§ **PROBLEM**
Copy out every line of the records below word for word, but omit the pictures from your answer.

§ **RECORD SET**
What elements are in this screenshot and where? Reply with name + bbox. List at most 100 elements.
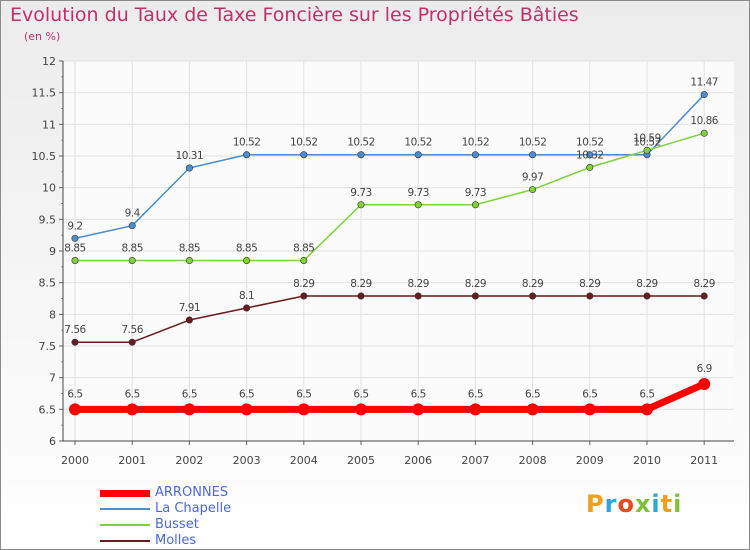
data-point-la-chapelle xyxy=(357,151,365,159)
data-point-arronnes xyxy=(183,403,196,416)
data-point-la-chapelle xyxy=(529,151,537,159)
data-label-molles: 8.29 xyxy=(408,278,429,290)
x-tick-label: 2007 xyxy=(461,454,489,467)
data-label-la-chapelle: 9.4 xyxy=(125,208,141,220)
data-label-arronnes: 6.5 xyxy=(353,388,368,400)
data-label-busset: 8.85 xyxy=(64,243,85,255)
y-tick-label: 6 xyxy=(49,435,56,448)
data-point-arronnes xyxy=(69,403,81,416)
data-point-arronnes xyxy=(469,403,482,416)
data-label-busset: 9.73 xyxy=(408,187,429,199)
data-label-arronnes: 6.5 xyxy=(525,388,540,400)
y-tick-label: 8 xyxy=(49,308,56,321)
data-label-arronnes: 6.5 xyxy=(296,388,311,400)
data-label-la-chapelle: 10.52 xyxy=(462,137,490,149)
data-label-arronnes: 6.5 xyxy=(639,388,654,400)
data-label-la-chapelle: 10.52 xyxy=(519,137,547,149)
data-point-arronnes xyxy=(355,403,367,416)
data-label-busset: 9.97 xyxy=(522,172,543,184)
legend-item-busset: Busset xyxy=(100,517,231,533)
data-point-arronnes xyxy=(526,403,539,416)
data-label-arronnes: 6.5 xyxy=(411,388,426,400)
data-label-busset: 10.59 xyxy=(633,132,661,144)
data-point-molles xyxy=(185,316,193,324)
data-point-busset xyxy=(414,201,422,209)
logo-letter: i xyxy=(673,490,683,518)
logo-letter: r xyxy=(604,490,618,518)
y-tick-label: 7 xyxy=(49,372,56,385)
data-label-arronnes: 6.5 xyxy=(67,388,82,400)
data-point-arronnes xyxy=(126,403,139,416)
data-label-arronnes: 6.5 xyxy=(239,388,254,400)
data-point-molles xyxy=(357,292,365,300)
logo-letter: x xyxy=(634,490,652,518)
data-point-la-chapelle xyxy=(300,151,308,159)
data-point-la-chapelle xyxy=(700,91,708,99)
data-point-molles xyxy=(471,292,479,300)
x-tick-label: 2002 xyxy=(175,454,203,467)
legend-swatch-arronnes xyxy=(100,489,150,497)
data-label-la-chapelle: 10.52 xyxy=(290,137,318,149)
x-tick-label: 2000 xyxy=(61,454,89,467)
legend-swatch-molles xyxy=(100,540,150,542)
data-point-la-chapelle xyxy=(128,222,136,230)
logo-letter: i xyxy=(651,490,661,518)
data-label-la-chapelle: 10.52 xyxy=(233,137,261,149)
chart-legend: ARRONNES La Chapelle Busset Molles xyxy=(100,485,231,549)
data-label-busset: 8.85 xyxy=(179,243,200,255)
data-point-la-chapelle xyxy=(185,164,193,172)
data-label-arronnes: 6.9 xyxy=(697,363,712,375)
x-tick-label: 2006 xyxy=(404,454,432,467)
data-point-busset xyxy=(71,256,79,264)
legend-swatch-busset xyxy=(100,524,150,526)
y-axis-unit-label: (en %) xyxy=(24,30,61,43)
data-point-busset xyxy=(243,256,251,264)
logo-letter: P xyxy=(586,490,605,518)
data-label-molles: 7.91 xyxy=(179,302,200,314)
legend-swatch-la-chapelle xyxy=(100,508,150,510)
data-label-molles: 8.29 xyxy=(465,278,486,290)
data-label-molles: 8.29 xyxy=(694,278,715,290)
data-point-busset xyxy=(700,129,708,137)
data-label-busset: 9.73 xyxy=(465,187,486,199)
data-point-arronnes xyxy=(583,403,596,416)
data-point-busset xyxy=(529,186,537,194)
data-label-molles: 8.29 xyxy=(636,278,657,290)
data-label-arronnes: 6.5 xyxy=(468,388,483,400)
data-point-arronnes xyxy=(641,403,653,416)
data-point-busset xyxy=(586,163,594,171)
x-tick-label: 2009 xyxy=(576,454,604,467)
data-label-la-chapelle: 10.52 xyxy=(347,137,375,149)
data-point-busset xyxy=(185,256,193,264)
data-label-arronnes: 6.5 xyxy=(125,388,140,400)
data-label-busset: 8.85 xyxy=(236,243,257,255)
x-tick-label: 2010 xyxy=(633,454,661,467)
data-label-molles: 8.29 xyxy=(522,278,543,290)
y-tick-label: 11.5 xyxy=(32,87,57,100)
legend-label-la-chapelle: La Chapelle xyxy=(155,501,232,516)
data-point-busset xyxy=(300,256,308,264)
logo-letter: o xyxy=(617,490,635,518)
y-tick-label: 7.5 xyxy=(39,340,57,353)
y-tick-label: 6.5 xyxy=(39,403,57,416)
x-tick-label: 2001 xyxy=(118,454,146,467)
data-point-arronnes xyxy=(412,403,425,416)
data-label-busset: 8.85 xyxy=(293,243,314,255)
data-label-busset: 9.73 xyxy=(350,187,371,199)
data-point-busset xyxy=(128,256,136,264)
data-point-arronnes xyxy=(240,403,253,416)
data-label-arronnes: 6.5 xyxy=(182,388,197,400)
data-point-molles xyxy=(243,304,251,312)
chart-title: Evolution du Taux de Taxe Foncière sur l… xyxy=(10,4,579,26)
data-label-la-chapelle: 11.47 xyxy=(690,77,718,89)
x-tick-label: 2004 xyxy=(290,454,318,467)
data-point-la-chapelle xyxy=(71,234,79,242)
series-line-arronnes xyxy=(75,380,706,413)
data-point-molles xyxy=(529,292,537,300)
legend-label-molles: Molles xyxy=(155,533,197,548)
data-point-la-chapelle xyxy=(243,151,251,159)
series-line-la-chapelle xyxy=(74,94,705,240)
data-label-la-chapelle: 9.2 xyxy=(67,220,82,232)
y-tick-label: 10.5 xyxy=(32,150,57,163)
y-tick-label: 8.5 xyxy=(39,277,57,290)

§ **RESULT**
What elements are in this screenshot and where? Reply with name + bbox. List at most 100 elements.
data-point-la-chapelle xyxy=(357,151,365,159)
data-point-arronnes xyxy=(183,403,196,416)
data-point-la-chapelle xyxy=(529,151,537,159)
data-label-molles: 8.29 xyxy=(408,278,429,290)
x-tick-label: 2007 xyxy=(461,454,489,467)
data-label-la-chapelle: 9.4 xyxy=(125,208,141,220)
data-label-arronnes: 6.5 xyxy=(353,388,368,400)
data-label-busset: 8.85 xyxy=(64,243,85,255)
y-tick-label: 6 xyxy=(49,435,56,448)
data-point-arronnes xyxy=(69,403,81,416)
data-point-arronnes xyxy=(469,403,482,416)
data-label-busset: 9.73 xyxy=(408,187,429,199)
data-label-arronnes: 6.5 xyxy=(525,388,540,400)
y-tick-label: 8 xyxy=(49,308,56,321)
data-label-arronnes: 6.5 xyxy=(296,388,311,400)
data-label-la-chapelle: 10.52 xyxy=(462,137,490,149)
data-label-arronnes: 6.5 xyxy=(639,388,654,400)
data-label-la-chapelle: 10.52 xyxy=(519,137,547,149)
data-point-arronnes xyxy=(355,403,367,416)
data-label-busset: 9.97 xyxy=(522,172,543,184)
legend-item-busset: Busset xyxy=(100,517,231,533)
data-point-arronnes xyxy=(526,403,539,416)
data-label-arronnes: 6.5 xyxy=(411,388,426,400)
data-label-busset: 10.59 xyxy=(633,132,661,144)
data-point-molles xyxy=(185,316,193,324)
data-point-busset xyxy=(414,201,422,209)
logo-letter: i xyxy=(673,490,683,518)
logo-letter: r xyxy=(604,490,618,518)
y-tick-label: 7 xyxy=(49,372,56,385)
data-label-arronnes: 6.5 xyxy=(67,388,82,400)
data-point-arronnes xyxy=(126,403,139,416)
data-label-arronnes: 6.5 xyxy=(239,388,254,400)
data-point-molles xyxy=(357,292,365,300)
logo-letter: x xyxy=(634,490,652,518)
data-point-la-chapelle xyxy=(300,151,308,159)
data-point-la-chapelle xyxy=(700,91,708,99)
data-point-molles xyxy=(471,292,479,300)
x-tick-label: 2002 xyxy=(175,454,203,467)
legend-swatch-arronnes xyxy=(100,489,150,497)
data-label-la-chapelle: 10.52 xyxy=(290,137,318,149)
x-tick-label: 2000 xyxy=(61,454,89,467)
legend-swatch-molles xyxy=(100,540,150,542)
data-point-la-chapelle xyxy=(128,222,136,230)
logo-letter: i xyxy=(651,490,661,518)
data-label-la-chapelle: 10.52 xyxy=(233,137,261,149)
chart-legend: ARRONNES La Chapelle Busset Molles xyxy=(100,485,231,549)
data-label-busset: 8.85 xyxy=(179,243,200,255)
data-point-la-chapelle xyxy=(185,164,193,172)
data-label-arronnes: 6.9 xyxy=(697,363,712,375)
x-tick-label: 2006 xyxy=(404,454,432,467)
data-point-busset xyxy=(71,256,79,264)
legend-swatch-busset xyxy=(100,524,150,526)
y-axis-unit-label: (en %) xyxy=(24,30,61,43)
data-point-busset xyxy=(243,256,251,264)
logo-letter: P xyxy=(586,490,605,518)
data-label-molles: 7.91 xyxy=(179,302,200,314)
legend-swatch-la-chapelle xyxy=(100,508,150,510)
data-label-molles: 8.29 xyxy=(465,278,486,290)
data-label-molles: 8.29 xyxy=(694,278,715,290)
data-point-busset xyxy=(700,129,708,137)
data-label-busset: 9.73 xyxy=(465,187,486,199)
data-point-arronnes xyxy=(583,403,596,416)
data-point-busset xyxy=(529,186,537,194)
data-label-molles: 8.29 xyxy=(636,278,657,290)
data-label-arronnes: 6.5 xyxy=(468,388,483,400)
data-point-arronnes xyxy=(641,403,653,416)
data-point-busset xyxy=(586,163,594,171)
x-tick-label: 2009 xyxy=(576,454,604,467)
data-label-la-chapelle: 10.52 xyxy=(347,137,375,149)
data-point-busset xyxy=(185,256,193,264)
data-label-arronnes: 6.5 xyxy=(125,388,140,400)
data-label-busset: 8.85 xyxy=(236,243,257,255)
x-tick-label: 2010 xyxy=(633,454,661,467)
data-label-molles: 8.29 xyxy=(522,278,543,290)
y-tick-label: 11.5 xyxy=(32,87,57,100)
legend-label-la-chapelle: La Chapelle xyxy=(155,501,232,516)
data-point-busset xyxy=(300,256,308,264)
logo-letter: o xyxy=(617,490,635,518)
y-tick-label: 7.5 xyxy=(39,340,57,353)
y-tick-label: 6.5 xyxy=(39,403,57,416)
x-tick-label: 2001 xyxy=(118,454,146,467)
data-point-arronnes xyxy=(412,403,425,416)
data-label-busset: 8.85 xyxy=(293,243,314,255)
data-label-busset: 9.73 xyxy=(350,187,371,199)
data-point-busset xyxy=(128,256,136,264)
data-point-arronnes xyxy=(240,403,253,416)
data-label-arronnes: 6.5 xyxy=(182,388,197,400)
data-point-molles xyxy=(243,304,251,312)
chart-title: Evolution du Taux de Taxe Foncière sur l… xyxy=(10,4,579,26)
data-label-la-chapelle: 11.47 xyxy=(690,77,718,89)
x-tick-label: 2004 xyxy=(290,454,318,467)
data-point-la-chapelle xyxy=(71,234,79,242)
series-line-arronnes xyxy=(75,380,706,413)
data-point-molles xyxy=(529,292,537,300)
legend-label-molles: Molles xyxy=(155,533,197,548)
data-point-la-chapelle xyxy=(243,151,251,159)
series-line-la-chapelle xyxy=(74,94,705,240)
data-label-la-chapelle: 9.2 xyxy=(67,220,82,232)
y-tick-label: 10.5 xyxy=(32,150,57,163)
y-tick-label: 8.5 xyxy=(39,277,57,290)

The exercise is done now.